## EXTRACTED ENTRIES
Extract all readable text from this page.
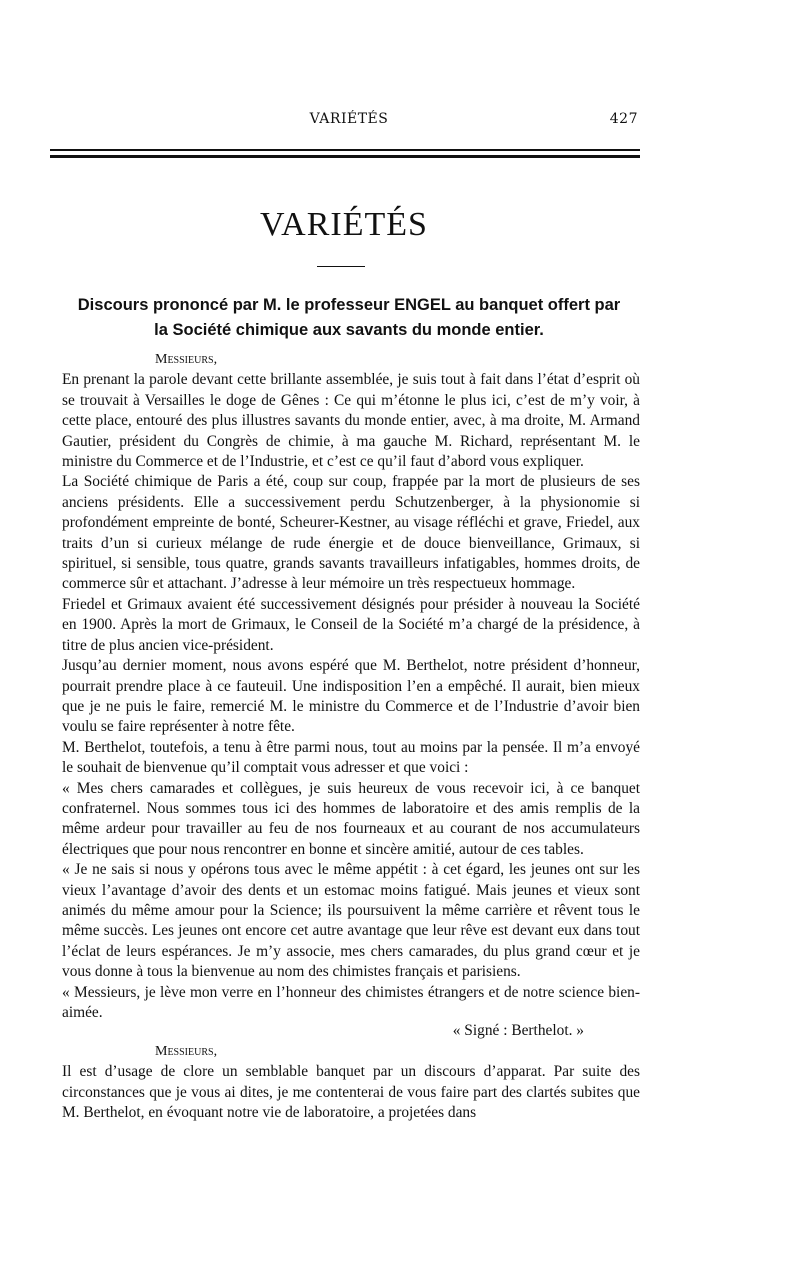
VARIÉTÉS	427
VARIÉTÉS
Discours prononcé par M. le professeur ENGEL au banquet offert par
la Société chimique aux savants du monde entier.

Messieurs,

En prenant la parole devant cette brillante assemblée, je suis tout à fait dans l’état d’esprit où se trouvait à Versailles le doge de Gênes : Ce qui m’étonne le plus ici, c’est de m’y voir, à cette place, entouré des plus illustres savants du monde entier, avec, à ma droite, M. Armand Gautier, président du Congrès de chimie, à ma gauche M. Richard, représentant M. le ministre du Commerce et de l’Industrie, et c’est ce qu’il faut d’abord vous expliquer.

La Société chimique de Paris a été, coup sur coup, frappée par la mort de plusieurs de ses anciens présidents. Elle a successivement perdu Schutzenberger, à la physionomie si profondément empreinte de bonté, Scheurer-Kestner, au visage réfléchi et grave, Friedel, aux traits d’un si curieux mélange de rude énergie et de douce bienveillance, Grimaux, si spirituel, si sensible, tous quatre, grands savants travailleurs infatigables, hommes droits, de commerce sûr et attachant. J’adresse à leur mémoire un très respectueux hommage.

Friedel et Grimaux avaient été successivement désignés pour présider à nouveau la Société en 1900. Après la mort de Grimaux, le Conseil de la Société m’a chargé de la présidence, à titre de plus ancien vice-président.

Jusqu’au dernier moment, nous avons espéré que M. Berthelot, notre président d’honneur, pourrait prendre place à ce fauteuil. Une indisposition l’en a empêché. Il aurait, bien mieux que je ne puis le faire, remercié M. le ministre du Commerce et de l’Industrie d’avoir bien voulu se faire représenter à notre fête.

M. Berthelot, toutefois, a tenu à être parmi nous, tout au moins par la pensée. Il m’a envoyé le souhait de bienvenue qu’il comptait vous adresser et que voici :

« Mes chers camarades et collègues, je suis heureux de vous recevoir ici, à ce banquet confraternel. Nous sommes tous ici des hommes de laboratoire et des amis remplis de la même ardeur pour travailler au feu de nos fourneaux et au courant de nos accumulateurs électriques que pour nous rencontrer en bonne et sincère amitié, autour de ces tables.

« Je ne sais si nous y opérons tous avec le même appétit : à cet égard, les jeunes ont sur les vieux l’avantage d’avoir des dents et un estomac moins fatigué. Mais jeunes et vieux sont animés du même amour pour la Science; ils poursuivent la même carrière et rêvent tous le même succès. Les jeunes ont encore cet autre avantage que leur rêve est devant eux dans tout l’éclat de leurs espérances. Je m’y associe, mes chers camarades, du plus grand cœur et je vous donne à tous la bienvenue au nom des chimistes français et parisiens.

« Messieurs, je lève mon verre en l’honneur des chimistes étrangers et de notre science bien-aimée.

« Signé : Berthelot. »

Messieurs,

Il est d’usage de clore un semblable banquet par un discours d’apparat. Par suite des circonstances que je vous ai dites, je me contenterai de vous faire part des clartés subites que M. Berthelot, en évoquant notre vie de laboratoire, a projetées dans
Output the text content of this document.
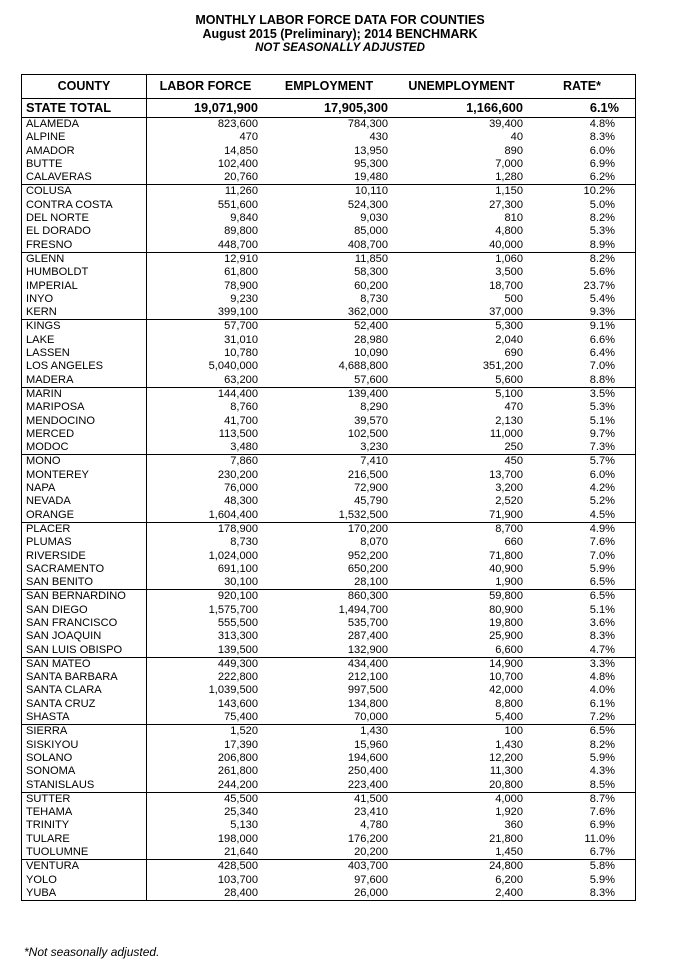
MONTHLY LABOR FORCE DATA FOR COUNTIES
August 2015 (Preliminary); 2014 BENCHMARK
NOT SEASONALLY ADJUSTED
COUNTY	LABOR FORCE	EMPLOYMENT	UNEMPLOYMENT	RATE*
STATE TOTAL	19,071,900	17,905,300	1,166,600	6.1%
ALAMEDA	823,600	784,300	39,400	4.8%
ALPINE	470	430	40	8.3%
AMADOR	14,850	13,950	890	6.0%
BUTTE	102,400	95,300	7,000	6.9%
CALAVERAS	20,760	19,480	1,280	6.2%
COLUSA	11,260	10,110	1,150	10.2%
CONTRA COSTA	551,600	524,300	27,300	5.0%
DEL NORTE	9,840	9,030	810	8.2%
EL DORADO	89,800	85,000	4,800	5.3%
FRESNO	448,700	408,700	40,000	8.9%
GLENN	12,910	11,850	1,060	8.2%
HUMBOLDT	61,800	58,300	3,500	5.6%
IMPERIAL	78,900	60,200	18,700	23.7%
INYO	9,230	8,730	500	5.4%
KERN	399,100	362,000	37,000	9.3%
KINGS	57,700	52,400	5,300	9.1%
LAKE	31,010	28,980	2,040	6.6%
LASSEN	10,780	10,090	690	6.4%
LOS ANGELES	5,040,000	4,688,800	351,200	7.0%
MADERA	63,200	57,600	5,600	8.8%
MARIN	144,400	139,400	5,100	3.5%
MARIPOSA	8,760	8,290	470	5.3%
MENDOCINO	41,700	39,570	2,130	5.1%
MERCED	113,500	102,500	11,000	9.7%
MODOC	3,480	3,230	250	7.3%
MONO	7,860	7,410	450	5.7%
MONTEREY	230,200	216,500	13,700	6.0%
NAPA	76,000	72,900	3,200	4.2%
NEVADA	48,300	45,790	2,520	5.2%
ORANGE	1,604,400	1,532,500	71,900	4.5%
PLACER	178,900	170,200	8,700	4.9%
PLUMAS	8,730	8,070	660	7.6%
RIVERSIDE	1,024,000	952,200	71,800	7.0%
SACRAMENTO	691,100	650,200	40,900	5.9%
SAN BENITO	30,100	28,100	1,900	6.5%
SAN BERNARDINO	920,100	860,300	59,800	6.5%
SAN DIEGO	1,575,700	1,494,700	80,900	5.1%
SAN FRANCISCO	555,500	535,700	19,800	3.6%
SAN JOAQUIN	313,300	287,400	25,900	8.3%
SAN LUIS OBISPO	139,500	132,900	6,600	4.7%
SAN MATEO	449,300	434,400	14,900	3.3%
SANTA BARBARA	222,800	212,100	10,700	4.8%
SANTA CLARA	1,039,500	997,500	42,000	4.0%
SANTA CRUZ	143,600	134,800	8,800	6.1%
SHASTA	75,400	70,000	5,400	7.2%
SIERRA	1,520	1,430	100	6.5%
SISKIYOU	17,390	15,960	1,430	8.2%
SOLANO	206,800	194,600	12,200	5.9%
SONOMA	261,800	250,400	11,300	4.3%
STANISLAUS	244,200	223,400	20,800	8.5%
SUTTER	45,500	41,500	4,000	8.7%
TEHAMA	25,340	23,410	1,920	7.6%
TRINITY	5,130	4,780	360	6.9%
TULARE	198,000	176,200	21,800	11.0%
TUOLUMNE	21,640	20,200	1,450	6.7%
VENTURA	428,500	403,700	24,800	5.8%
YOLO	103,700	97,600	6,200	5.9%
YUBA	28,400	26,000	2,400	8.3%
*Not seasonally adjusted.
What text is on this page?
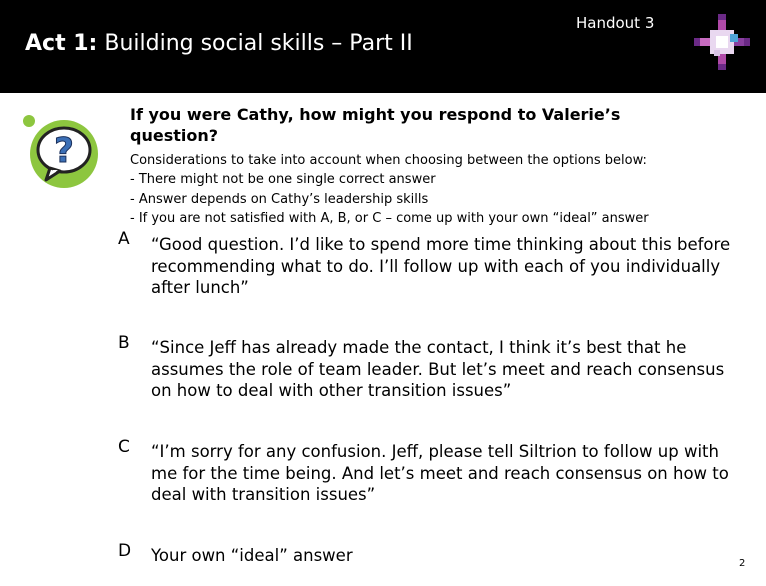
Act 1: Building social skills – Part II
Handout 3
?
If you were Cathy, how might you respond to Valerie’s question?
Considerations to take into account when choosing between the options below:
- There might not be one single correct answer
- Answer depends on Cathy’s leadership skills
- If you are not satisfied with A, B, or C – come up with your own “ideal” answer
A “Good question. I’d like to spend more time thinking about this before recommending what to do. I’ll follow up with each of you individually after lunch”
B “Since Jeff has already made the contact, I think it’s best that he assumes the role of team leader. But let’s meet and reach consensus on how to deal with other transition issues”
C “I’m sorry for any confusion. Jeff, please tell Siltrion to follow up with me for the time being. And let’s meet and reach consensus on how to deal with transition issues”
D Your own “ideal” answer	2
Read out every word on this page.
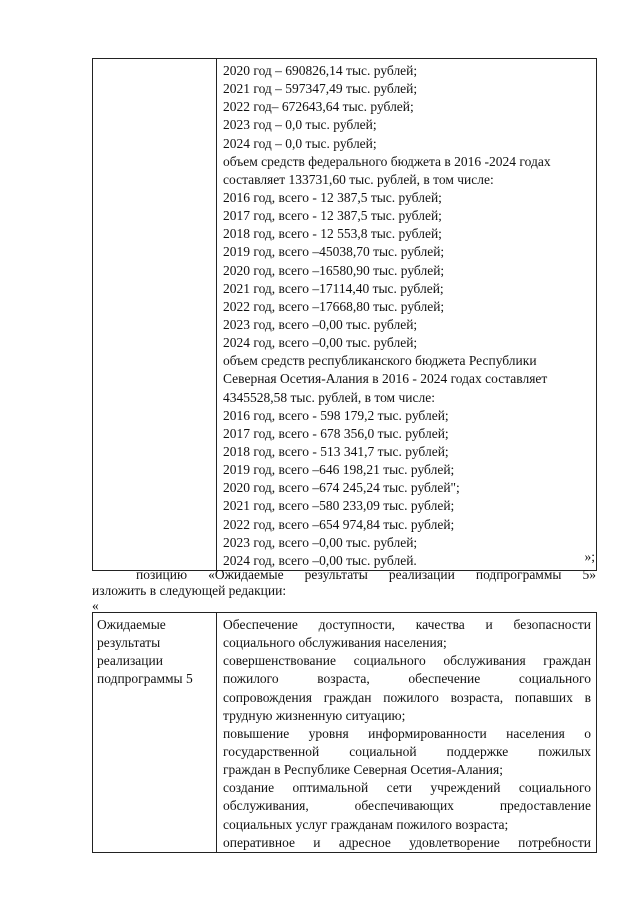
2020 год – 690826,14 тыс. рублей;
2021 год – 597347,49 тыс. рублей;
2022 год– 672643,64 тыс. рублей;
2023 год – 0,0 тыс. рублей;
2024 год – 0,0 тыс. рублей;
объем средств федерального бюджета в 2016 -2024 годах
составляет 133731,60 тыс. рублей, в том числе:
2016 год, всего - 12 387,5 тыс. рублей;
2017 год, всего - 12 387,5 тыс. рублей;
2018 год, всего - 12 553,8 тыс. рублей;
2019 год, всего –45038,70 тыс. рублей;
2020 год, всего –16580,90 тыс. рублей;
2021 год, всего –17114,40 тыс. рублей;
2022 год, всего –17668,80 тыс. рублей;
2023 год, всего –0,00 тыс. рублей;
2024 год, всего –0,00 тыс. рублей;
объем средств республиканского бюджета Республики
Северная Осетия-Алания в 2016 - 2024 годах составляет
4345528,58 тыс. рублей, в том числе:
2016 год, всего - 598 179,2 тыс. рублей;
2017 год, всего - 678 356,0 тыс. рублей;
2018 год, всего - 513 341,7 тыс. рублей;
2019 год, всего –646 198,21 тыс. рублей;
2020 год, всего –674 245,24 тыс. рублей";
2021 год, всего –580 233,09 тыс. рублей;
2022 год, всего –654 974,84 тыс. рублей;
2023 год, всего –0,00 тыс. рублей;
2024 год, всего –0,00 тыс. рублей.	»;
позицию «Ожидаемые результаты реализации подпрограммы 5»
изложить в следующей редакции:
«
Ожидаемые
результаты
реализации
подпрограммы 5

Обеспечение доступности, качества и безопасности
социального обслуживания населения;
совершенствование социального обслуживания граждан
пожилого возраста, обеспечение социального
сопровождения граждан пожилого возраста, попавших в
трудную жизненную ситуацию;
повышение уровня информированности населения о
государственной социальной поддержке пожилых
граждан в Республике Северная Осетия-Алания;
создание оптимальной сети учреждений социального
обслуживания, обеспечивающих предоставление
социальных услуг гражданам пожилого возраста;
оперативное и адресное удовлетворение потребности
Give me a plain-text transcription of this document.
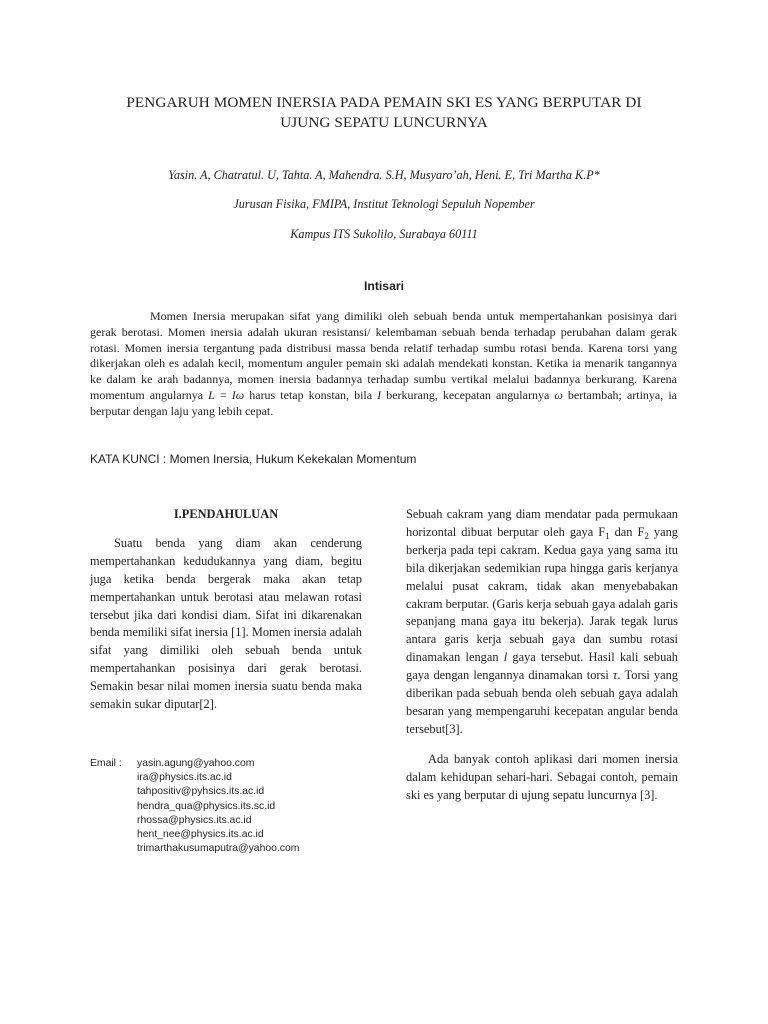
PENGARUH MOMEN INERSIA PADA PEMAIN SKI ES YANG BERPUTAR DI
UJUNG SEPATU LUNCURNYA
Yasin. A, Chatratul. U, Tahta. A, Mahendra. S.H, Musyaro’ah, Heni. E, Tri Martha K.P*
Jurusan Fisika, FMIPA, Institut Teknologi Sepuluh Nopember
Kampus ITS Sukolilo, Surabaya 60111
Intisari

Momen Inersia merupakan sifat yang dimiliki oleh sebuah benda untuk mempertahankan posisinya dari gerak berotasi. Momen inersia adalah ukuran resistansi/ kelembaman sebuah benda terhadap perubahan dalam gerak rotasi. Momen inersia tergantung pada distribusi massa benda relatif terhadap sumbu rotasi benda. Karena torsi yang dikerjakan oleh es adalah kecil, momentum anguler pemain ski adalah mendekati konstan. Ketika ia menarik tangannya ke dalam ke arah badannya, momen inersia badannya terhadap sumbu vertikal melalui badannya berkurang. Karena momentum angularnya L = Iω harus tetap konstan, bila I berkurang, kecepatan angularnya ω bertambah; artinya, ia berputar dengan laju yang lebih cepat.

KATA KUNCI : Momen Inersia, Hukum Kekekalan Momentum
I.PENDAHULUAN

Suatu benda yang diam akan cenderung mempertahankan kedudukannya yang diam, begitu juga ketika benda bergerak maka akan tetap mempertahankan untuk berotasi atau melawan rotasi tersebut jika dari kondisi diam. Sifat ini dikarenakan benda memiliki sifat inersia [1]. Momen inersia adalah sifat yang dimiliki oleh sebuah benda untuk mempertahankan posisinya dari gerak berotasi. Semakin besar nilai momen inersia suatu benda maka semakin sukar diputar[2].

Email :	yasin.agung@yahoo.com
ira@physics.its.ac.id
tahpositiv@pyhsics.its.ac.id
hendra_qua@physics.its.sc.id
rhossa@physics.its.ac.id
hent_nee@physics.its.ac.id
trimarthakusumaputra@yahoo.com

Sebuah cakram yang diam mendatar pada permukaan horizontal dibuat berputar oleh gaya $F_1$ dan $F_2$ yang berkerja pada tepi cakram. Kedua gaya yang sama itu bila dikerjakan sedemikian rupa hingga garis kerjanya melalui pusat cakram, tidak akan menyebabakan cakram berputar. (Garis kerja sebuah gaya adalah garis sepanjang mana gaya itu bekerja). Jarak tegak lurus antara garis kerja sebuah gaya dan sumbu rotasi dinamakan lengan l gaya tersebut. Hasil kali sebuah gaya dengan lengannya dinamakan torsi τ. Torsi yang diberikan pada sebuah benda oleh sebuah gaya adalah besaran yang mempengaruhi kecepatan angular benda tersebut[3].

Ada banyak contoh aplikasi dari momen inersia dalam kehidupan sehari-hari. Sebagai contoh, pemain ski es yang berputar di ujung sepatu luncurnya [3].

## STATED TASK
Where a line of the data holds "physics", show that line.

## TASK RESULT
ira@physics.its.ac.id
hendra_qua@physics.its.sc.id
rhossa@physics.its.ac.id
hent_nee@physics.its.ac.id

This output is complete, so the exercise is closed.